Stored data
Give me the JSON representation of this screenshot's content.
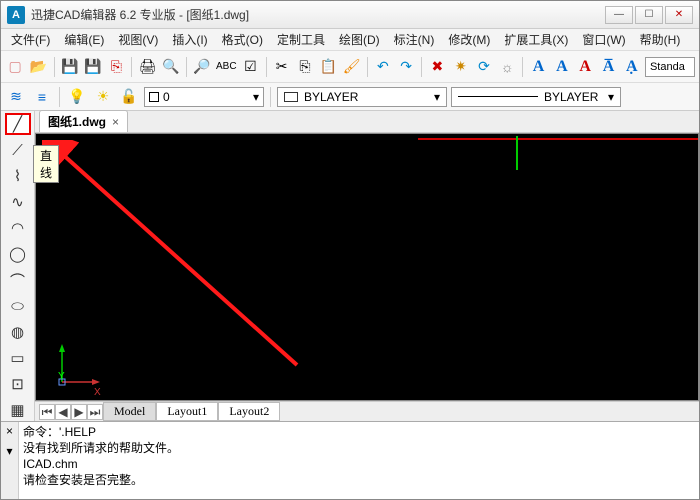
{
  "window": {
    "appicon_letter": "A",
    "title": "迅捷CAD编辑器 6.2 专业版  - [图纸1.dwg]"
  },
  "menu": {
    "file": "文件(F)",
    "edit": "编辑(E)",
    "view": "视图(V)",
    "insert": "插入(I)",
    "format": "格式(O)",
    "custom": "定制工具",
    "draw": "绘图(D)",
    "annot": "标注(N)",
    "modify": "修改(M)",
    "ext": "扩展工具(X)",
    "window": "窗口(W)",
    "help": "帮助(H)"
  },
  "toolbar": {
    "styleLabel": "Standa"
  },
  "layer": {
    "current": "0",
    "bylayer1": "BYLAYER",
    "bylayer2": "BYLAYER"
  },
  "doc_tab": {
    "name": "图纸1.dwg"
  },
  "tooltip": {
    "line": "直线"
  },
  "axes": {
    "x": "X",
    "y": "Y"
  },
  "model_tabs": {
    "model": "Model",
    "l1": "Layout1",
    "l2": "Layout2"
  },
  "cmd": {
    "l1": "命令：'.HELP",
    "l2": "没有找到所请求的帮助文件。",
    "l3": "ICAD.chm",
    "l4": "请检查安装是否完整。"
  }
}
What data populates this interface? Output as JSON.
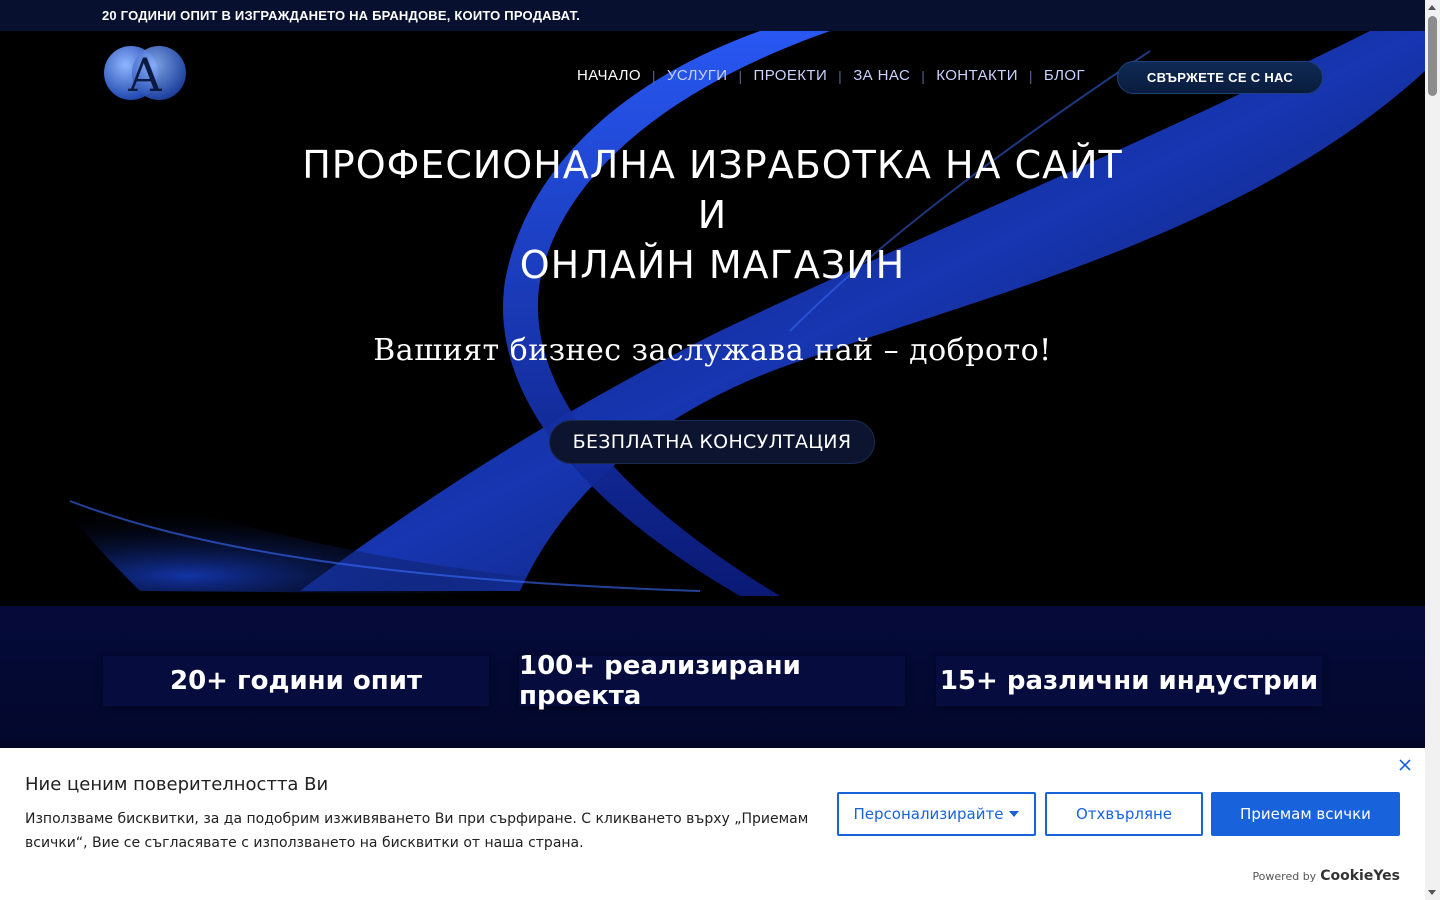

* _Written task_:
Copy the whole of the material above exactly, but not its images.

* _Correct response_:
Give me the JSON representation of this screenshot's content.
{
  "window": {
    "appicon_letter": "A",
    "title": "迅捷CAD编辑器 6.2 专业版  - [图纸1.dwg]"
  },
  "menu": {
    "file": "文件(F)",
    "edit": "编辑(E)",
    "view": "视图(V)",
    "insert": "插入(I)",
    "format": "格式(O)",
    "custom": "定制工具",
    "draw": "绘图(D)",
    "annot": "标注(N)",
    "modify": "修改(M)",
    "ext": "扩展工具(X)",
    "window": "窗口(W)",
    "help": "帮助(H)"
  },
  "toolbar": {
    "styleLabel": "Standa"
  },
  "layer": {
    "current": "0",
    "bylayer1": "BYLAYER",
    "bylayer2": "BYLAYER"
  },
  "doc_tab": {
    "name": "图纸1.dwg"
  },
  "tooltip": {
    "line": "直线"
  },
  "axes": {
    "x": "X",
    "y": "Y"
  },
  "model_tabs": {
    "model": "Model",
    "l1": "Layout1",
    "l2": "Layout2"
  },
  "cmd": {
    "l1": "命令：'.HELP",
    "l2": "没有找到所请求的帮助文件。",
    "l3": "ICAD.chm",
    "l4": "请检查安装是否完整。"
  }
}
What data populates this interface? Output as JSON.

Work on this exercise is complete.